## START DATA EXCERPTS
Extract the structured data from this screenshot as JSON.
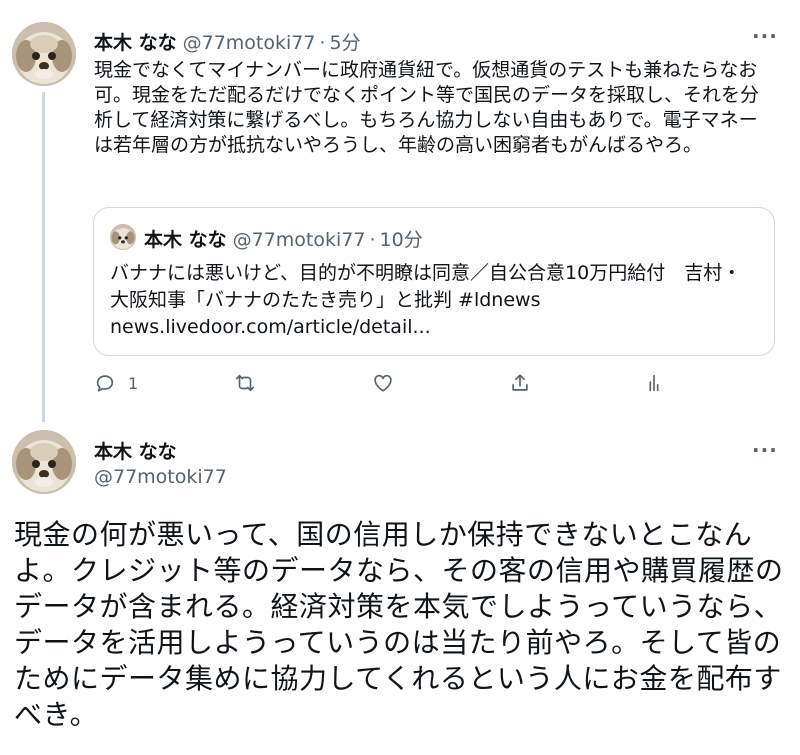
{
  "tweet1": {
    "name": "本木 なな",
    "handle": "@77motoki77",
    "separator": "·",
    "time": "5分",
    "text": "現金でなくてマイナンバーに政府通貨紐で。仮想通貨のテストも兼ねたらなお可。現金をただ配るだけでなくポイント等で国民のデータを採取し、それを分析して経済対策に繋げるべし。もちろん協力しない自由もありで。電子マネーは若年層の方が抵抗ないやろうし、年齢の高い困窮者もがんばるやろ。",
    "more": "···",
    "quote": {
      "name": "本木 なな",
      "handle": "@77motoki77",
      "separator": "·",
      "time": "10分",
      "text": "バナナには悪いけど、目的が不明瞭は同意／自公合意10万円給付　吉村・大阪知事「バナナのたたき売り」と批判 #ldnews",
      "link": "news.livedoor.com/article/detail..."
    },
    "actions": {
      "reply_count": "1",
      "reply_icon": "reply-icon",
      "retweet_icon": "retweet-icon",
      "like_icon": "heart-icon",
      "share_icon": "share-icon",
      "analytics_icon": "analytics-icon"
    }
  },
  "tweet2": {
    "name": "本木 なな",
    "handle": "@77motoki77",
    "more": "···",
    "text": "現金の何が悪いって、国の信用しか保持できないとこなんよ。クレジット等のデータなら、その客の信用や購買履歴のデータが含まれる。経済対策を本気でしようっていうなら、データを活用しようっていうのは当たり前やろ。そして皆のためにデータ集めに協力してくれるという人にお金を配布すべき。"
  },
  "colors": {
    "text": "#0f1419",
    "secondary": "#536471",
    "border": "#cfd9de"
  }
}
## END DATA EXCERPTS
The data above needs to be retyped exactly, with the images left out.

Extract the structured data from this screenshot as JSON.
{
  "tweet1": {
    "name": "本木 なな",
    "handle": "@77motoki77",
    "separator": "·",
    "time": "5分",
    "text": "現金でなくてマイナンバーに政府通貨紐で。仮想通貨のテストも兼ねたらなお可。現金をただ配るだけでなくポイント等で国民のデータを採取し、それを分析して経済対策に繋げるべし。もちろん協力しない自由もありで。電子マネーは若年層の方が抵抗ないやろうし、年齢の高い困窮者もがんばるやろ。",
    "more": "···",
    "quote": {
      "name": "本木 なな",
      "handle": "@77motoki77",
      "separator": "·",
      "time": "10分",
      "text": "バナナには悪いけど、目的が不明瞭は同意／自公合意10万円給付　吉村・大阪知事「バナナのたたき売り」と批判 #ldnews",
      "link": "news.livedoor.com/article/detail..."
    },
    "actions": {
      "reply_count": "1",
      "reply_icon": "reply-icon",
      "retweet_icon": "retweet-icon",
      "like_icon": "heart-icon",
      "share_icon": "share-icon",
      "analytics_icon": "analytics-icon"
    }
  },
  "tweet2": {
    "name": "本木 なな",
    "handle": "@77motoki77",
    "more": "···",
    "text": "現金の何が悪いって、国の信用しか保持できないとこなんよ。クレジット等のデータなら、その客の信用や購買履歴のデータが含まれる。経済対策を本気でしようっていうなら、データを活用しようっていうのは当たり前やろ。そして皆のためにデータ集めに協力してくれるという人にお金を配布すべき。"
  },
  "colors": {
    "text": "#0f1419",
    "secondary": "#536471",
    "border": "#cfd9de"
  }
}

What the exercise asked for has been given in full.